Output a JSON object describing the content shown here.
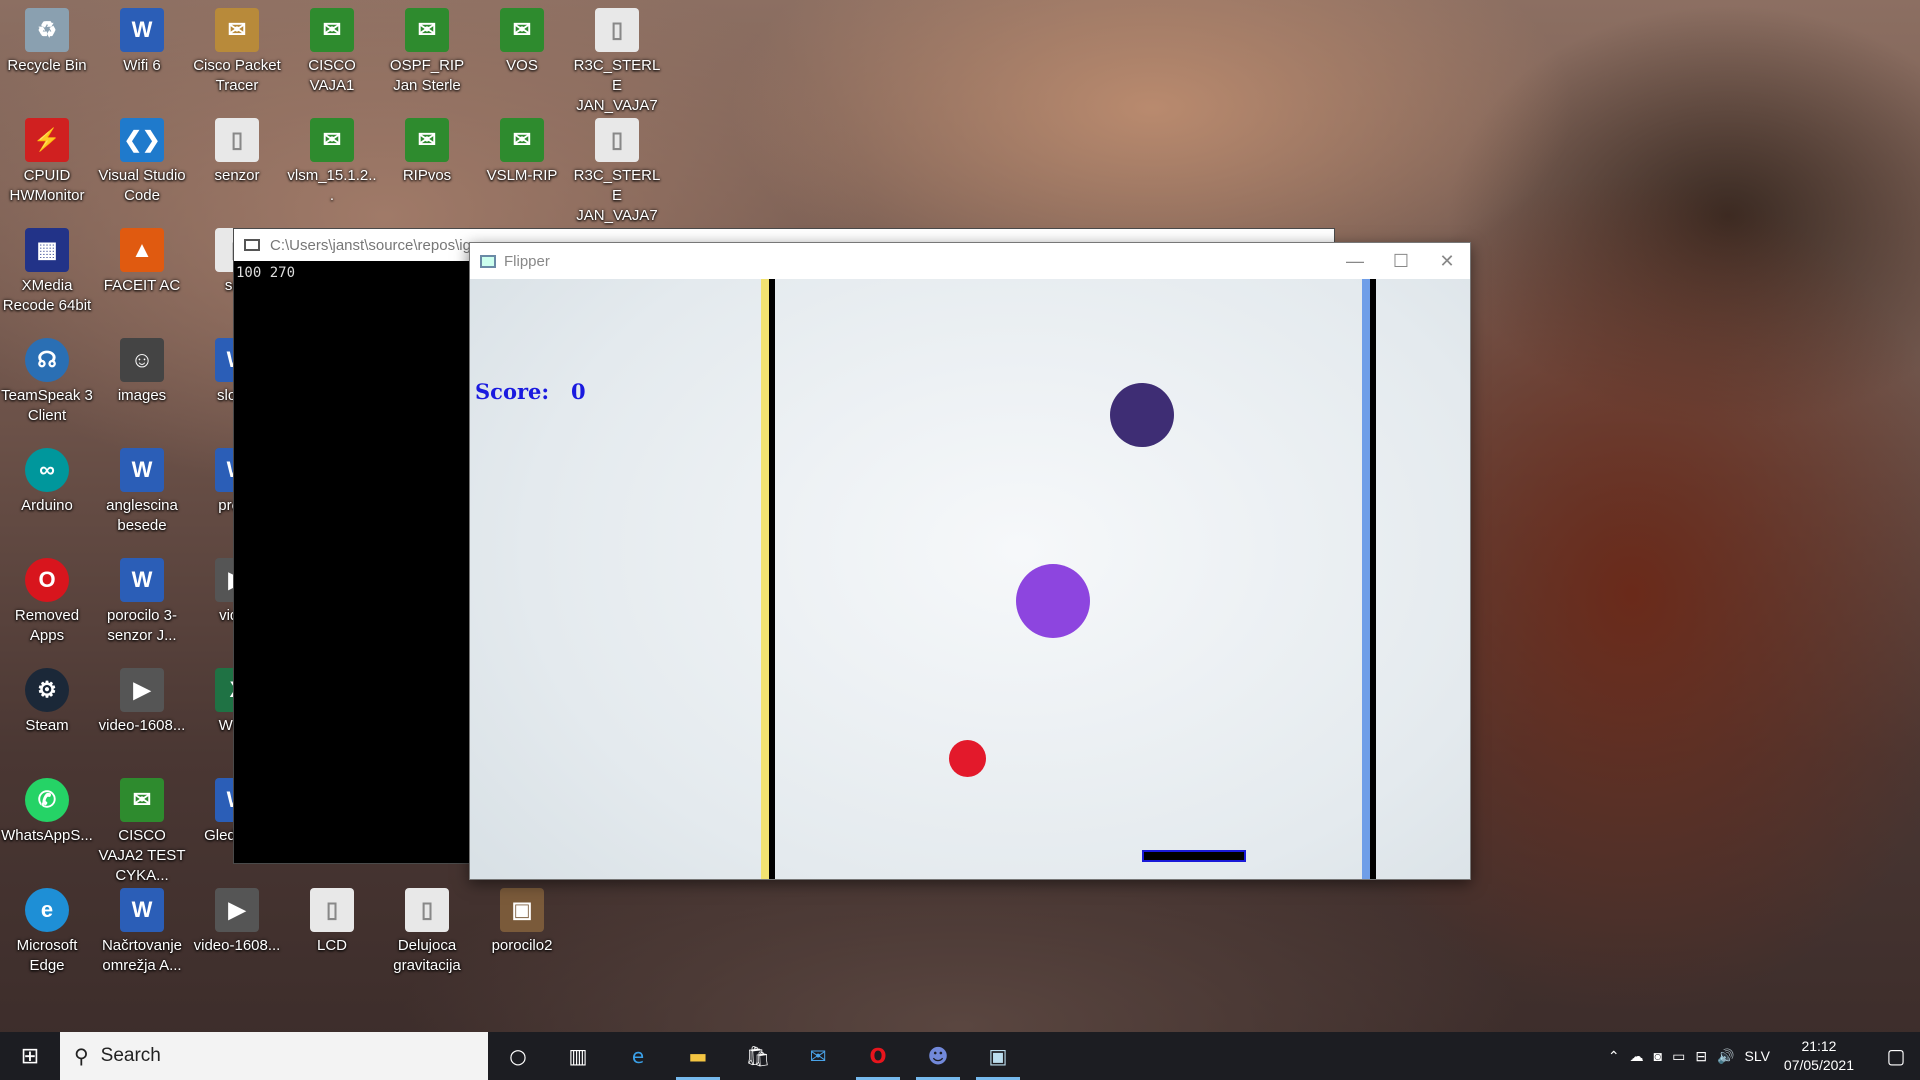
{
  "desktop": {
    "icons": [
      {
        "label": "Recycle Bin",
        "icon": "recycle-bin-icon",
        "color": "#8aa0b0"
      },
      {
        "label": "Wifi 6",
        "icon": "word-doc-icon",
        "color": "#2b5eb7"
      },
      {
        "label": "Cisco Packet Tracer",
        "icon": "packet-tracer-icon",
        "color": "#b88a3a"
      },
      {
        "label": "CISCO VAJA1",
        "icon": "packet-file-icon",
        "color": "#2e8b2e"
      },
      {
        "label": "OSPF_RIP Jan Sterle",
        "icon": "packet-file-icon",
        "color": "#2e8b2e"
      },
      {
        "label": "VOS",
        "icon": "packet-file-icon",
        "color": "#2e8b2e"
      },
      {
        "label": "R3C_STERLE JAN_VAJA7",
        "icon": "file-icon",
        "color": "#e8e8e8"
      },
      {
        "label": "CPUID HWMonitor",
        "icon": "hwmonitor-icon",
        "color": "#d02020"
      },
      {
        "label": "Visual Studio Code",
        "icon": "vscode-icon",
        "color": "#1f7acc"
      },
      {
        "label": "senzor",
        "icon": "file-icon",
        "color": "#e8e8e8"
      },
      {
        "label": "vlsm_15.1.2...",
        "icon": "packet-file-icon",
        "color": "#2e8b2e"
      },
      {
        "label": "RIPvos",
        "icon": "packet-file-icon",
        "color": "#2e8b2e"
      },
      {
        "label": "VSLM-RIP",
        "icon": "packet-file-icon",
        "color": "#2e8b2e"
      },
      {
        "label": "R3C_STERLE JAN_VAJA7",
        "icon": "file-icon",
        "color": "#e8e8e8"
      },
      {
        "label": "XMedia Recode 64bit",
        "icon": "film-icon",
        "color": "#223388"
      },
      {
        "label": "FACEIT AC",
        "icon": "faceit-icon",
        "color": "#e05a10"
      },
      {
        "label": "sen",
        "icon": "file-icon",
        "color": "#e8e8e8"
      },
      {
        "label": "TeamSpeak 3 Client",
        "icon": "teamspeak-icon",
        "color": "#2a6fb4"
      },
      {
        "label": "images",
        "icon": "image-icon",
        "color": "#444"
      },
      {
        "label": "slover",
        "icon": "word-doc-icon",
        "color": "#2b5eb7"
      },
      {
        "label": "Arduino",
        "icon": "arduino-icon",
        "color": "#00979c"
      },
      {
        "label": "anglescina besede",
        "icon": "word-doc-icon",
        "color": "#2b5eb7"
      },
      {
        "label": "preve",
        "icon": "word-doc-icon",
        "color": "#2b5eb7"
      },
      {
        "label": "Removed Apps",
        "icon": "opera-icon",
        "color": "#d8151d"
      },
      {
        "label": "porocilo 3-senzor J...",
        "icon": "word-doc-icon",
        "color": "#2b5eb7"
      },
      {
        "label": "video",
        "icon": "video-icon",
        "color": "#555"
      },
      {
        "label": "Steam",
        "icon": "steam-icon",
        "color": "#1b2838"
      },
      {
        "label": "video-1608...",
        "icon": "video-icon",
        "color": "#555"
      },
      {
        "label": "WOR",
        "icon": "excel-icon",
        "color": "#1f7244"
      },
      {
        "label": "WhatsAppS...",
        "icon": "whatsapp-icon",
        "color": "#25d366"
      },
      {
        "label": "CISCO VAJA2 TEST CYKA...",
        "icon": "packet-file-icon",
        "color": "#2e8b2e"
      },
      {
        "label": "Gled pred",
        "icon": "word-doc-icon",
        "color": "#2b5eb7"
      },
      {
        "label": "Microsoft Edge",
        "icon": "edge-icon",
        "color": "#1e8fd6"
      },
      {
        "label": "Načrtovanje omrežja A...",
        "icon": "word-doc-icon",
        "color": "#2b5eb7"
      },
      {
        "label": "video-1608...",
        "icon": "video-icon",
        "color": "#555"
      },
      {
        "label": "LCD",
        "icon": "file-icon",
        "color": "#e8e8e8"
      },
      {
        "label": "Delujoca gravitacija",
        "icon": "file-icon",
        "color": "#e8e8e8"
      },
      {
        "label": "porocilo2",
        "icon": "image-icon",
        "color": "#7a5a3a"
      }
    ]
  },
  "console": {
    "title": "C:\\Users\\janst\\source\\repos\\ig",
    "output": "100 270"
  },
  "flipper": {
    "title": "Flipper",
    "score_label": "Score:",
    "score_value": "0",
    "left_rail_colors": [
      "#f2e271",
      "#000000"
    ],
    "right_rail_colors": [
      "#6f9ee8",
      "#000000"
    ],
    "balls": [
      {
        "name": "dark-ball",
        "color": "#3e2d74"
      },
      {
        "name": "purple-ball",
        "color": "#8d45df"
      },
      {
        "name": "red-ball",
        "color": "#e3192b"
      }
    ],
    "paddle_color": "#0a0a6a"
  },
  "taskbar": {
    "search_placeholder": "Search",
    "language": "SLV",
    "time": "21:12",
    "date": "07/05/2021"
  }
}
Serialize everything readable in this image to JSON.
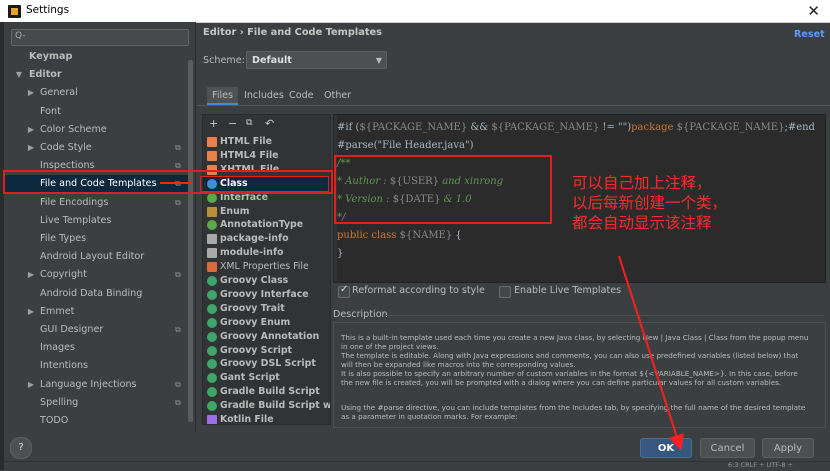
{
  "window": {
    "title": "Settings",
    "close_glyph": "✕"
  },
  "search": {
    "placeholder": "Q-"
  },
  "tree": [
    {
      "label": "Keymap",
      "bold": true,
      "indent": 0,
      "arrow": ""
    },
    {
      "label": "Editor",
      "bold": true,
      "indent": 0,
      "arrow": "▼"
    },
    {
      "label": "General",
      "indent": 1,
      "arrow": "▶"
    },
    {
      "label": "Font",
      "indent": 1,
      "arrow": ""
    },
    {
      "label": "Color Scheme",
      "indent": 1,
      "arrow": "▶"
    },
    {
      "label": "Code Style",
      "indent": 1,
      "arrow": "▶",
      "gear": true
    },
    {
      "label": "Inspections",
      "indent": 1,
      "arrow": "",
      "gear": true
    },
    {
      "label": "File and Code Templates",
      "indent": 1,
      "arrow": "",
      "gear": true,
      "selected": true
    },
    {
      "label": "File Encodings",
      "indent": 1,
      "arrow": "",
      "gear": true
    },
    {
      "label": "Live Templates",
      "indent": 1,
      "arrow": ""
    },
    {
      "label": "File Types",
      "indent": 1,
      "arrow": ""
    },
    {
      "label": "Android Layout Editor",
      "indent": 1,
      "arrow": ""
    },
    {
      "label": "Copyright",
      "indent": 1,
      "arrow": "▶",
      "gear": true
    },
    {
      "label": "Android Data Binding",
      "indent": 1,
      "arrow": ""
    },
    {
      "label": "Emmet",
      "indent": 1,
      "arrow": "▶"
    },
    {
      "label": "GUI Designer",
      "indent": 1,
      "arrow": "",
      "gear": true
    },
    {
      "label": "Images",
      "indent": 1,
      "arrow": ""
    },
    {
      "label": "Intentions",
      "indent": 1,
      "arrow": ""
    },
    {
      "label": "Language Injections",
      "indent": 1,
      "arrow": "▶",
      "gear": true
    },
    {
      "label": "Spelling",
      "indent": 1,
      "arrow": "",
      "gear": true
    },
    {
      "label": "TODO",
      "indent": 1,
      "arrow": ""
    }
  ],
  "header": {
    "breadcrumb": "Editor  ›  File and Code Templates",
    "reset_label": "Reset",
    "scheme_label": "Scheme:",
    "scheme_value": "Default"
  },
  "tabs": [
    "Files",
    "Includes",
    "Code",
    "Other"
  ],
  "list_toolbar": [
    "+",
    "−",
    "⧉",
    "↶"
  ],
  "templates": [
    {
      "label": "HTML File",
      "icon": "html-file-icon",
      "color": "#e8824a",
      "bold": true
    },
    {
      "label": "HTML4 File",
      "icon": "html-file-icon",
      "color": "#e8824a",
      "bold": true
    },
    {
      "label": "XHTML File",
      "icon": "html-file-icon",
      "color": "#e8824a",
      "bold": true
    },
    {
      "label": "Class",
      "icon": "class-icon",
      "color": "#3d8fd6",
      "bold": true,
      "selected": true
    },
    {
      "label": "Interface",
      "icon": "interface-icon",
      "color": "#5ba84a",
      "bold": true
    },
    {
      "label": "Enum",
      "icon": "enum-icon",
      "color": "#b88f3a",
      "bold": true
    },
    {
      "label": "AnnotationType",
      "icon": "annotation-icon",
      "color": "#5ba84a",
      "bold": true
    },
    {
      "label": "package-info",
      "icon": "java-file-icon",
      "color": "#a9a9a9",
      "bold": true
    },
    {
      "label": "module-info",
      "icon": "java-file-icon",
      "color": "#a9a9a9",
      "bold": true
    },
    {
      "label": "XML Properties File",
      "icon": "xml-file-icon",
      "color": "#d96a3b",
      "bold": false
    },
    {
      "label": "Groovy Class",
      "icon": "groovy-icon",
      "color": "#3fa56b",
      "bold": true
    },
    {
      "label": "Groovy Interface",
      "icon": "groovy-icon",
      "color": "#3fa56b",
      "bold": true
    },
    {
      "label": "Groovy Trait",
      "icon": "groovy-icon",
      "color": "#3fa56b",
      "bold": true
    },
    {
      "label": "Groovy Enum",
      "icon": "groovy-icon",
      "color": "#3fa56b",
      "bold": true
    },
    {
      "label": "Groovy Annotation",
      "icon": "groovy-icon",
      "color": "#3fa56b",
      "bold": true
    },
    {
      "label": "Groovy Script",
      "icon": "groovy-icon",
      "color": "#3fa56b",
      "bold": true
    },
    {
      "label": "Groovy DSL Script",
      "icon": "groovy-icon",
      "color": "#3fa56b",
      "bold": true
    },
    {
      "label": "Gant Script",
      "icon": "groovy-icon",
      "color": "#3fa56b",
      "bold": true
    },
    {
      "label": "Gradle Build Script",
      "icon": "gradle-icon",
      "color": "#3fa56b",
      "bold": true
    },
    {
      "label": "Gradle Build Script with wrapper",
      "icon": "gradle-icon",
      "color": "#3fa56b",
      "bold": true
    },
    {
      "label": "Kotlin File",
      "icon": "kotlin-icon",
      "color": "#9d6ce8",
      "bold": true
    }
  ],
  "code": {
    "line1_parts": [
      {
        "t": "#if (",
        "c": "c-norm"
      },
      {
        "t": "${PACKAGE_NAME}",
        "c": "c-grey"
      },
      {
        "t": " && ",
        "c": "c-norm"
      },
      {
        "t": "${PACKAGE_NAME}",
        "c": "c-grey"
      },
      {
        "t": " != \"\")",
        "c": "c-norm"
      },
      {
        "t": "package ",
        "c": "c-kw"
      },
      {
        "t": "${PACKAGE_NAME}",
        "c": "c-grey"
      },
      {
        "t": ";#end",
        "c": "c-norm"
      }
    ],
    "line2_parts": [
      {
        "t": "#parse(",
        "c": "c-norm"
      },
      {
        "t": "\"File Header.java\"",
        "c": "c-norm"
      },
      {
        "t": ")",
        "c": "c-norm"
      }
    ],
    "line3": "/**",
    "line4_parts": [
      {
        "t": "* Author : ",
        "c": "c-comment"
      },
      {
        "t": "${USER}",
        "c": "c-grey"
      },
      {
        "t": " and xinrong",
        "c": "c-comment"
      }
    ],
    "line5_parts": [
      {
        "t": "* Version : ",
        "c": "c-comment"
      },
      {
        "t": "${DATE}",
        "c": "c-grey"
      },
      {
        "t": " & 1.0",
        "c": "c-comment"
      }
    ],
    "line6": "*/",
    "line7_parts": [
      {
        "t": "public class ",
        "c": "c-kw"
      },
      {
        "t": "${NAME}",
        "c": "c-grey"
      },
      {
        "t": " {",
        "c": "c-norm"
      }
    ],
    "line8": "}"
  },
  "options": {
    "reformat_label": "Reformat according to style",
    "reformat_checked": true,
    "live_label": "Enable Live Templates",
    "live_checked": false
  },
  "description": {
    "header": "Description",
    "paragraphs": [
      "This is a built-in template used each time you create a new Java class, by selecting New | Java Class | Class from the popup menu in one of the project views.",
      "The template is editable. Along with Java expressions and comments, you can also use predefined variables (listed below) that will then be expanded like macros into the corresponding values.",
      "It is also possible to specify an arbitrary number of custom variables in the format ${<VARIABLE_NAME>}. In this case, before the new file is created, you will be prompted with a dialog where you can define particular values for all custom variables.",
      "Using the #parse directive, you can include templates from the Includes tab, by specifying the full name of the desired template as a parameter in quotation marks. For example:"
    ]
  },
  "buttons": {
    "help": "?",
    "ok": "OK",
    "cancel": "Cancel",
    "apply": "Apply"
  },
  "statusbar": {
    "text": "6:3   CRLF ÷   UTF-8 ÷"
  },
  "annotation": {
    "lines": [
      "可以自己加上注释，",
      "以后每新创建一个类，",
      "都会自动显示该注释"
    ],
    "color": "#ff2a2a"
  }
}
___
▶ [What the task requires]: Gather up every line in the data above that contains the word "also", copying each one.

▶ [Task answer]:
      "The template is editable. Along with Java expressions and comments, you can also use predefined variables (listed below) that will then be expanded like macros into the corresponding values.",
      "It is also possible to specify an arbitrary number of custom variables in the format ${<VARIABLE_NAME>}. In this case, before the new file is created, you will be prompted with a dialog where you can define particular values for all custom variables.",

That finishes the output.